▶ **Short task**
Identify and pull out each line of the entries in which "Jetson" occurs.

▶ **Records supplied**
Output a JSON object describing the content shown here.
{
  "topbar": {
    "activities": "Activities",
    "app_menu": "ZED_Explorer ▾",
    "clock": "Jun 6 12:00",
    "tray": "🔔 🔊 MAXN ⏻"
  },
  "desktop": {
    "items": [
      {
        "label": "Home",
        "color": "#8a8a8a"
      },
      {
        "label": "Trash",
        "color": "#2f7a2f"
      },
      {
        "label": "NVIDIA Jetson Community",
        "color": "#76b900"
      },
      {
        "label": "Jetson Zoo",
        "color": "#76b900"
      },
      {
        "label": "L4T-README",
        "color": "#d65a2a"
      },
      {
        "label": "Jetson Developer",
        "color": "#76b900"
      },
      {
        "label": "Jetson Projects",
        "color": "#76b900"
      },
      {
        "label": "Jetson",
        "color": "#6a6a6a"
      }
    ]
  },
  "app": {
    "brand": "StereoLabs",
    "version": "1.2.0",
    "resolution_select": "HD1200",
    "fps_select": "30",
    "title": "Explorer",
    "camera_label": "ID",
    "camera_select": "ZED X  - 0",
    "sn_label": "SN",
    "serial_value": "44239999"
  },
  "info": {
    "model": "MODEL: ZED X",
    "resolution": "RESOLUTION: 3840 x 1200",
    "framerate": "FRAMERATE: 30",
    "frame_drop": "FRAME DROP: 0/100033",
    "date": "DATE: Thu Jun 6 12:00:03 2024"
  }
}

▶ **Finished answer**
        "label": "NVIDIA Jetson Community",
        "label": "Jetson Zoo",
        "label": "Jetson Developer",
        "label": "Jetson Projects",
        "label": "Jetson",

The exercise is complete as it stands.